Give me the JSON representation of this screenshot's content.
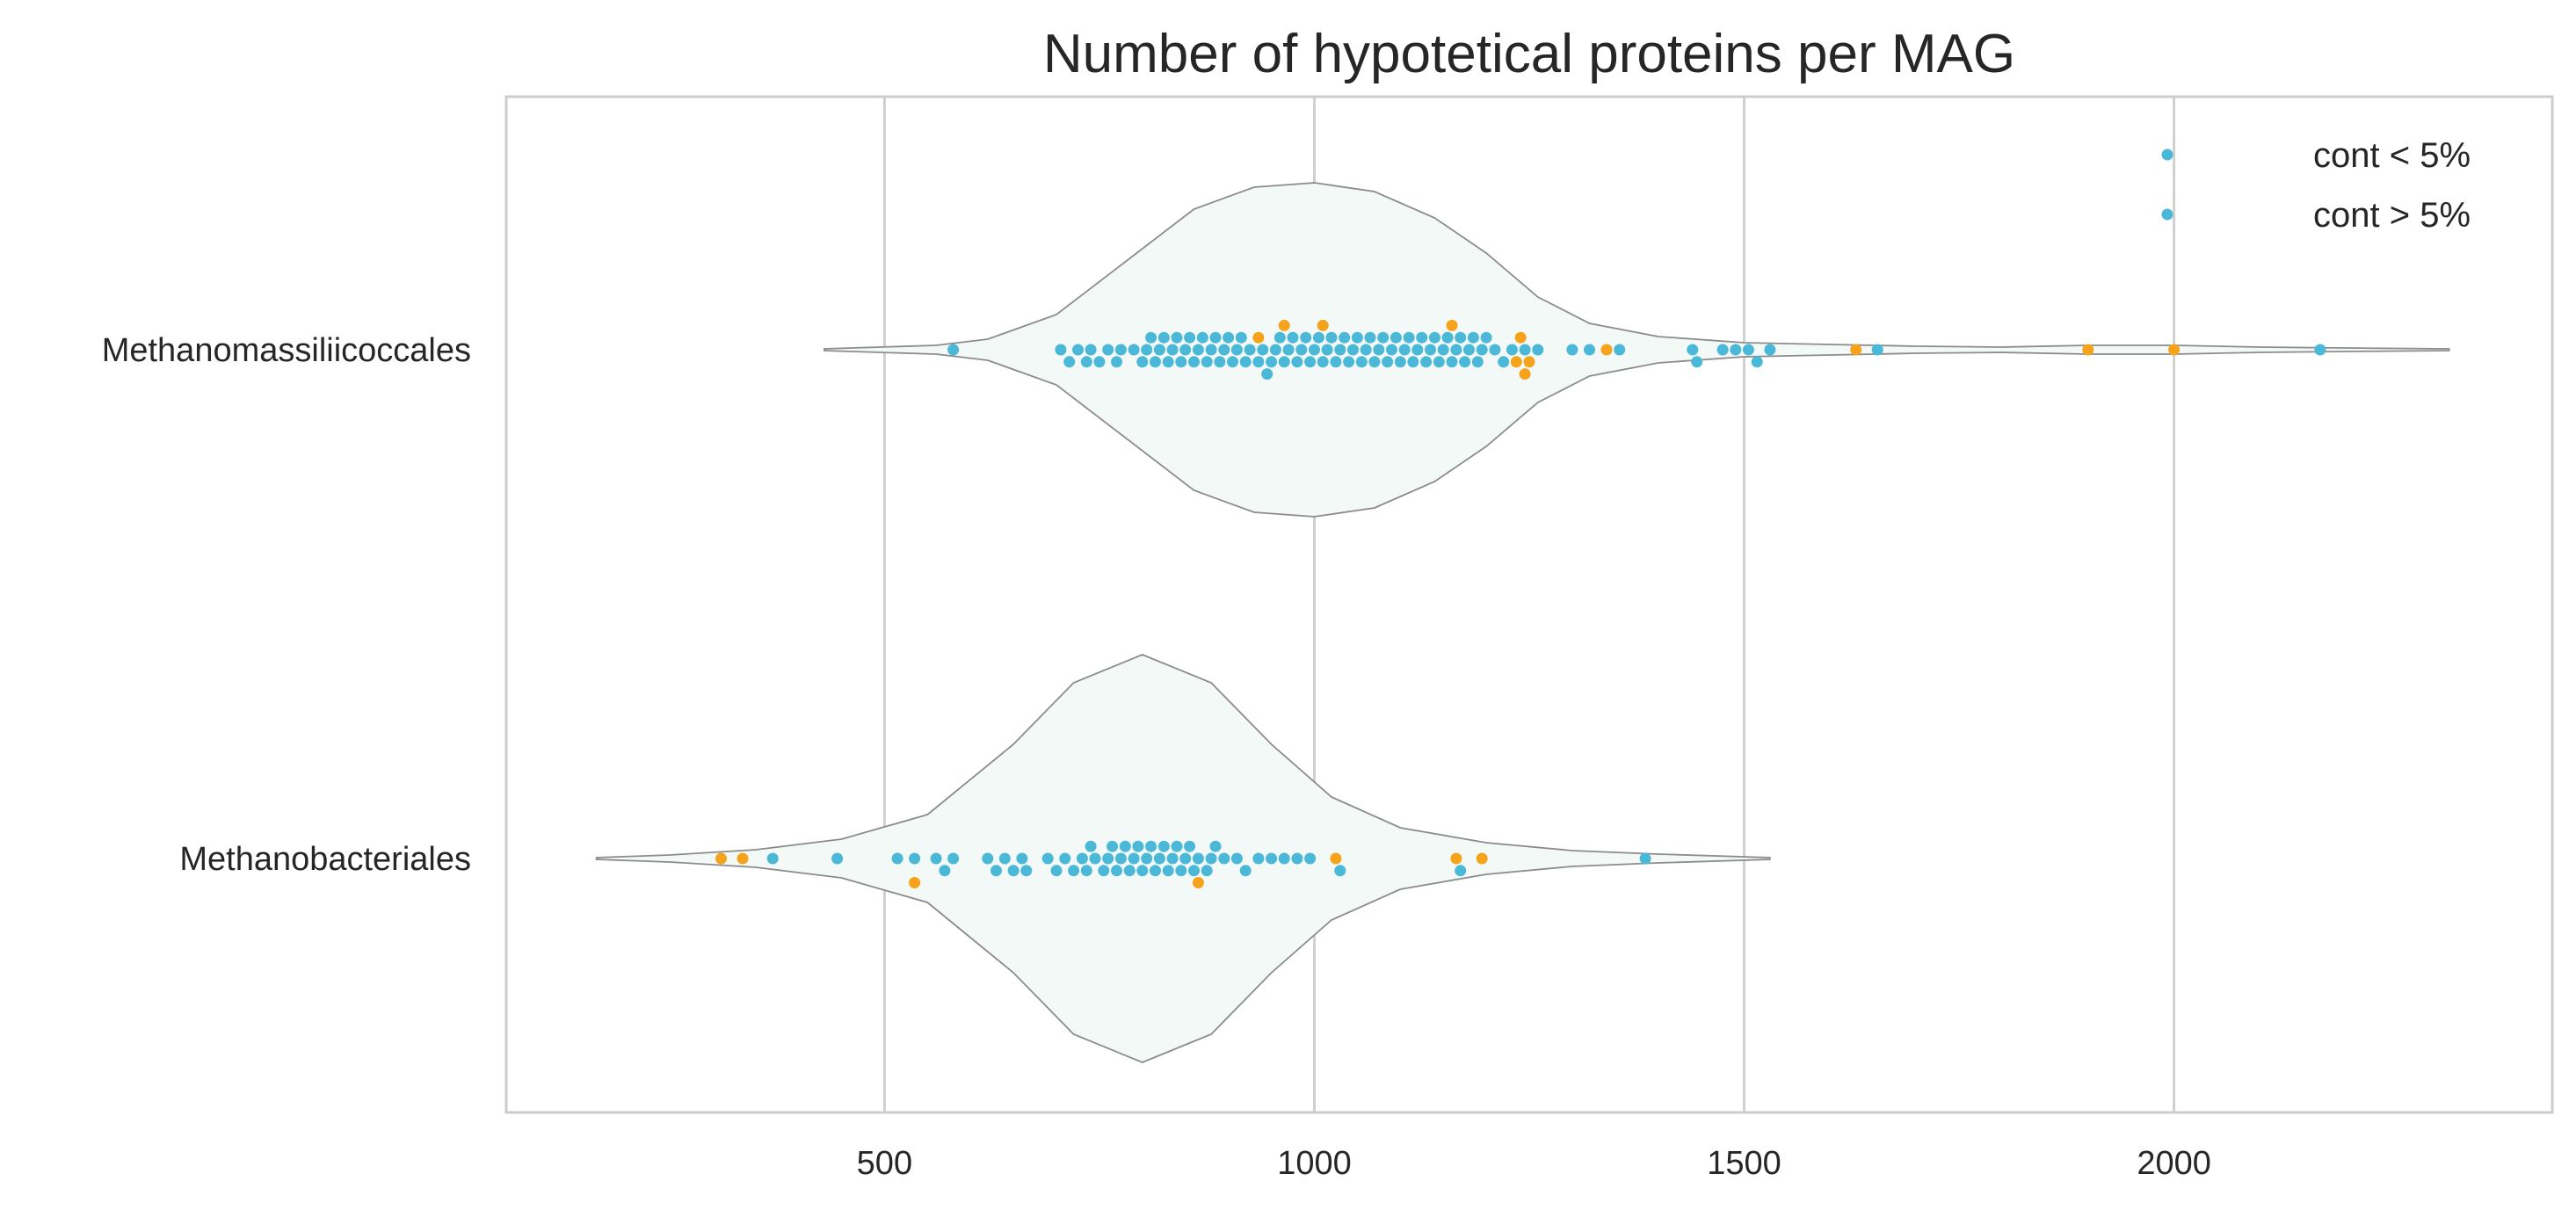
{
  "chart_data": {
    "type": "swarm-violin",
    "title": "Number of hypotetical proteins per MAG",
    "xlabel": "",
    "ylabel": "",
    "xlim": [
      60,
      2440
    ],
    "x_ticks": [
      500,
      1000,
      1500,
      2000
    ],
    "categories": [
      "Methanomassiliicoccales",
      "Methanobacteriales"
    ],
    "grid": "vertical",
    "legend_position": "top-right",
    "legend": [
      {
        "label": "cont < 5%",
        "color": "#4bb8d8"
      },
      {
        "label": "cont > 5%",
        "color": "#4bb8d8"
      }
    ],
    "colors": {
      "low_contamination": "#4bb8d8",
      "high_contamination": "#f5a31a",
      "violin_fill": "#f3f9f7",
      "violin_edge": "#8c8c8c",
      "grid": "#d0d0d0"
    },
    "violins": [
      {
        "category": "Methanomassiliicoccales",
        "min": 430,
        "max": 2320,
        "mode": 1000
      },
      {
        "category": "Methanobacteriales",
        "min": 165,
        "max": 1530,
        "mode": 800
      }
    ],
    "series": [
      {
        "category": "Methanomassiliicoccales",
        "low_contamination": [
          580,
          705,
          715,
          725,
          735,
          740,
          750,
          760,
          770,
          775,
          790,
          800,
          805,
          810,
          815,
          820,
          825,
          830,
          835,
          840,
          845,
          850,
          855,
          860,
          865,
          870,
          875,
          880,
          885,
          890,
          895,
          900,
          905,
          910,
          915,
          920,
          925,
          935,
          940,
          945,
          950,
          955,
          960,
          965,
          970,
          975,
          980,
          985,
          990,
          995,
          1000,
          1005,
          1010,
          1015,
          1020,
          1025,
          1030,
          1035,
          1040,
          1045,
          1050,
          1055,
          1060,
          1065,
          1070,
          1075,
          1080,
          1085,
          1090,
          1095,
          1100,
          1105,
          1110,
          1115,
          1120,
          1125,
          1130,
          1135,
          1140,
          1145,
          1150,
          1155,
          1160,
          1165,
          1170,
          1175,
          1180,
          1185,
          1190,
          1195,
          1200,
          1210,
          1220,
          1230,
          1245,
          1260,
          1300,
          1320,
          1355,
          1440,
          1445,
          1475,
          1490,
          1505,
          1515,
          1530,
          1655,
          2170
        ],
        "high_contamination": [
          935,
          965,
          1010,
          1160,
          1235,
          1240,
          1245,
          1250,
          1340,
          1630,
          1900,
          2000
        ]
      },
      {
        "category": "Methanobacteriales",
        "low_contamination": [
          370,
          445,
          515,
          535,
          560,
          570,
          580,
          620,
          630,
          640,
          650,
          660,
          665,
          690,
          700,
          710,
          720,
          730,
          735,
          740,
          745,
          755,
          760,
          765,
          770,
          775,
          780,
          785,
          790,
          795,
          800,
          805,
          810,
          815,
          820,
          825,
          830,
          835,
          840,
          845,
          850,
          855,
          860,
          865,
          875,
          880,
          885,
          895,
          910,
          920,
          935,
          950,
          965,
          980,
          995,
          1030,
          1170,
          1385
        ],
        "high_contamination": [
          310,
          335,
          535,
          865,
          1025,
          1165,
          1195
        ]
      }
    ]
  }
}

+++++

(What to produce) Leaving out the images, return the entries above exactly as they read.

(Exercise response)
Give me the JSON representation of this screenshot's content.
{
  "chart_data": {
    "type": "swarm-violin",
    "title": "Number of hypotetical proteins per MAG",
    "xlabel": "",
    "ylabel": "",
    "xlim": [
      60,
      2440
    ],
    "x_ticks": [
      500,
      1000,
      1500,
      2000
    ],
    "categories": [
      "Methanomassiliicoccales",
      "Methanobacteriales"
    ],
    "grid": "vertical",
    "legend_position": "top-right",
    "legend": [
      {
        "label": "cont < 5%",
        "color": "#4bb8d8"
      },
      {
        "label": "cont > 5%",
        "color": "#4bb8d8"
      }
    ],
    "colors": {
      "low_contamination": "#4bb8d8",
      "high_contamination": "#f5a31a",
      "violin_fill": "#f3f9f7",
      "violin_edge": "#8c8c8c",
      "grid": "#d0d0d0"
    },
    "violins": [
      {
        "category": "Methanomassiliicoccales",
        "min": 430,
        "max": 2320,
        "mode": 1000
      },
      {
        "category": "Methanobacteriales",
        "min": 165,
        "max": 1530,
        "mode": 800
      }
    ],
    "series": [
      {
        "category": "Methanomassiliicoccales",
        "low_contamination": [
          580,
          705,
          715,
          725,
          735,
          740,
          750,
          760,
          770,
          775,
          790,
          800,
          805,
          810,
          815,
          820,
          825,
          830,
          835,
          840,
          845,
          850,
          855,
          860,
          865,
          870,
          875,
          880,
          885,
          890,
          895,
          900,
          905,
          910,
          915,
          920,
          925,
          935,
          940,
          945,
          950,
          955,
          960,
          965,
          970,
          975,
          980,
          985,
          990,
          995,
          1000,
          1005,
          1010,
          1015,
          1020,
          1025,
          1030,
          1035,
          1040,
          1045,
          1050,
          1055,
          1060,
          1065,
          1070,
          1075,
          1080,
          1085,
          1090,
          1095,
          1100,
          1105,
          1110,
          1115,
          1120,
          1125,
          1130,
          1135,
          1140,
          1145,
          1150,
          1155,
          1160,
          1165,
          1170,
          1175,
          1180,
          1185,
          1190,
          1195,
          1200,
          1210,
          1220,
          1230,
          1245,
          1260,
          1300,
          1320,
          1355,
          1440,
          1445,
          1475,
          1490,
          1505,
          1515,
          1530,
          1655,
          2170
        ],
        "high_contamination": [
          935,
          965,
          1010,
          1160,
          1235,
          1240,
          1245,
          1250,
          1340,
          1630,
          1900,
          2000
        ]
      },
      {
        "category": "Methanobacteriales",
        "low_contamination": [
          370,
          445,
          515,
          535,
          560,
          570,
          580,
          620,
          630,
          640,
          650,
          660,
          665,
          690,
          700,
          710,
          720,
          730,
          735,
          740,
          745,
          755,
          760,
          765,
          770,
          775,
          780,
          785,
          790,
          795,
          800,
          805,
          810,
          815,
          820,
          825,
          830,
          835,
          840,
          845,
          850,
          855,
          860,
          865,
          875,
          880,
          885,
          895,
          910,
          920,
          935,
          950,
          965,
          980,
          995,
          1030,
          1170,
          1385
        ],
        "high_contamination": [
          310,
          335,
          535,
          865,
          1025,
          1165,
          1195
        ]
      }
    ]
  }
}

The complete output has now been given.